* SET PROBLEM *
Track down the lines that contain "JSON" and copy them.

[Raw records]
- - - - - - -
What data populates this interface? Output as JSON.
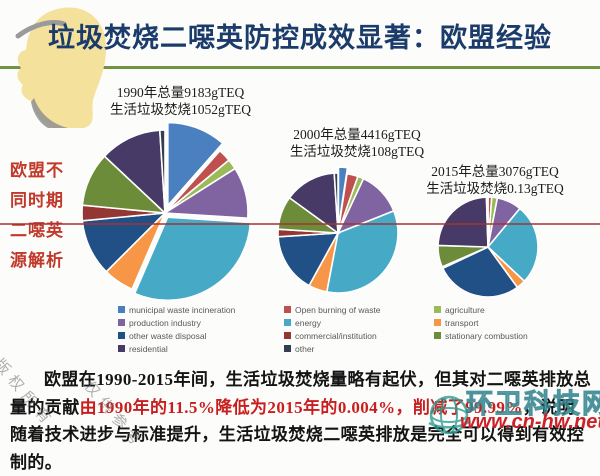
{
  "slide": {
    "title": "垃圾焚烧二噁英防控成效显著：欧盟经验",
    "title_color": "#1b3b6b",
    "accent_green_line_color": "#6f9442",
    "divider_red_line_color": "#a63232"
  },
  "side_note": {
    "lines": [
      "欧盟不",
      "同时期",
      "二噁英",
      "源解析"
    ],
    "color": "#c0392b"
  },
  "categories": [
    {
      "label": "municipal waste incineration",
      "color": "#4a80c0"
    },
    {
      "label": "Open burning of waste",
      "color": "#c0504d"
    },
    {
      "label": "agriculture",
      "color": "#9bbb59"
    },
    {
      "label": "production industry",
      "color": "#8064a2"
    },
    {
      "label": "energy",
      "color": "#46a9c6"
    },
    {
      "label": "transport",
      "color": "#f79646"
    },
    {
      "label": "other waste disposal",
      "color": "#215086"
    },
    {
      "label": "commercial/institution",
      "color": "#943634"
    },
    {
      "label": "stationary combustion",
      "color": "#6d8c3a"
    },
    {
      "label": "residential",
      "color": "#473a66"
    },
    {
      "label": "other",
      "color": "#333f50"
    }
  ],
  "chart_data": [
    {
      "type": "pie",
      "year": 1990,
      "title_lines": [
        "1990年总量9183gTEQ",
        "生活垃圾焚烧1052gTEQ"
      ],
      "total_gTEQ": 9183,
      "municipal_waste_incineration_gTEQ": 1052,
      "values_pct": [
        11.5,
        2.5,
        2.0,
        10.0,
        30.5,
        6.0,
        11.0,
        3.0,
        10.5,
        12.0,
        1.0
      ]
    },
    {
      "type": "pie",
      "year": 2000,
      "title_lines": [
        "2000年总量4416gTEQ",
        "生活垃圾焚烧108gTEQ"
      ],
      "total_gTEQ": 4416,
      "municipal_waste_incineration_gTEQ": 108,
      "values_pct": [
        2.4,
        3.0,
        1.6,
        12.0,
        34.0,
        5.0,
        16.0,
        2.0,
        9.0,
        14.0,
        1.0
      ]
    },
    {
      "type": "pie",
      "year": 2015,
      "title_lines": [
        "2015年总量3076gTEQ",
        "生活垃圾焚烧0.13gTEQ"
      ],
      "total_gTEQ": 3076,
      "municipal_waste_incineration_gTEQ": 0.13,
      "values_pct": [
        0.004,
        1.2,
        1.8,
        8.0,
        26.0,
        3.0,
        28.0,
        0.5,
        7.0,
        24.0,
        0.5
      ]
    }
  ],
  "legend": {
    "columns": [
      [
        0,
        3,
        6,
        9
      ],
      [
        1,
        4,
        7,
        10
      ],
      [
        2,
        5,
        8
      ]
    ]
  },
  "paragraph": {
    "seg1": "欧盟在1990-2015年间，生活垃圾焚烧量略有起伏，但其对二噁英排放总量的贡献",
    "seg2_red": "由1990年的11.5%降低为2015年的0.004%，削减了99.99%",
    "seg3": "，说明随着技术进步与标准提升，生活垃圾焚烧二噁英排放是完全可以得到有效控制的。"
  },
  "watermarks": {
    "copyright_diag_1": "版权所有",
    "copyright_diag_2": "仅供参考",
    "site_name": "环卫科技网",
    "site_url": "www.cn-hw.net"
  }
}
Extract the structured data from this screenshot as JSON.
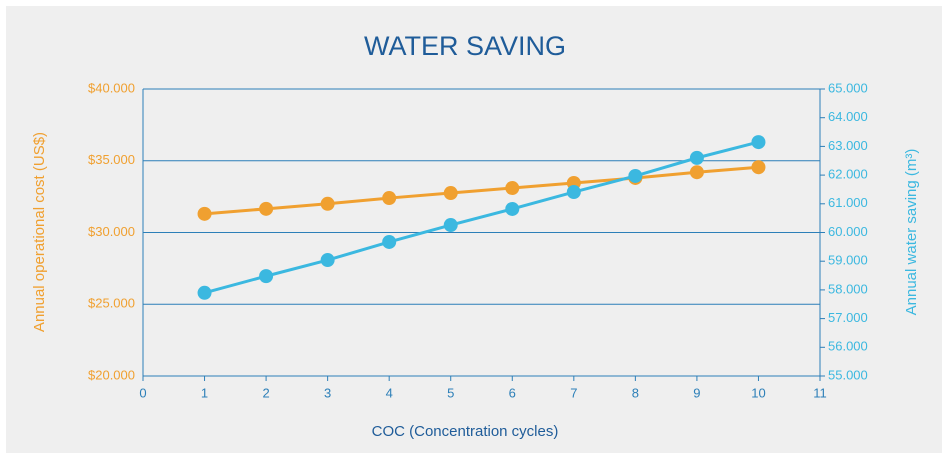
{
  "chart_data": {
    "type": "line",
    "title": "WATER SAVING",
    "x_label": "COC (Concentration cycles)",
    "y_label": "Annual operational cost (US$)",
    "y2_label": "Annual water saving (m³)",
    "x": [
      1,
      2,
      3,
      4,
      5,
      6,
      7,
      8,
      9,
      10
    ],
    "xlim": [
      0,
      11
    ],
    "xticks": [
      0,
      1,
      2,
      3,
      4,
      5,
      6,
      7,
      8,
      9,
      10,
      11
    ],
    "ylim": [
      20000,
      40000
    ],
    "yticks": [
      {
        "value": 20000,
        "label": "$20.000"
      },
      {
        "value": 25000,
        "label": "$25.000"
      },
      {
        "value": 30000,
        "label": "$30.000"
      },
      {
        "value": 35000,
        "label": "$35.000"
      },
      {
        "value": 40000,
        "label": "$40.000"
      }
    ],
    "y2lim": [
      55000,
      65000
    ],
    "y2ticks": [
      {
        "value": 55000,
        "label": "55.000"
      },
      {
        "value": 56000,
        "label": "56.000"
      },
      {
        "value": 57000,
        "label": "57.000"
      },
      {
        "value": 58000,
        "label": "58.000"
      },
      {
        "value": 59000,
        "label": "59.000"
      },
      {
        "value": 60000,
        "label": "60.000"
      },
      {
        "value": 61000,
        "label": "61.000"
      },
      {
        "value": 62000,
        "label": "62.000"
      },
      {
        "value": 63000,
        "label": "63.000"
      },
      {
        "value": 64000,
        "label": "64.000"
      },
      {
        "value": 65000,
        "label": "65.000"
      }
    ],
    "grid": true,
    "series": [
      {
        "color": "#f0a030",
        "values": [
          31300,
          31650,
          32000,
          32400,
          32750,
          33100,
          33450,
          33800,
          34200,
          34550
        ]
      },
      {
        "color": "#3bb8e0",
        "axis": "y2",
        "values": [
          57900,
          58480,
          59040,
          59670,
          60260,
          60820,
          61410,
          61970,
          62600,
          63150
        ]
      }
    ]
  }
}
- - - - - - -
* EXERCISE ANSWER *
What data populates this interface? Output as JSON.
Extract the structured data from this screenshot as JSON.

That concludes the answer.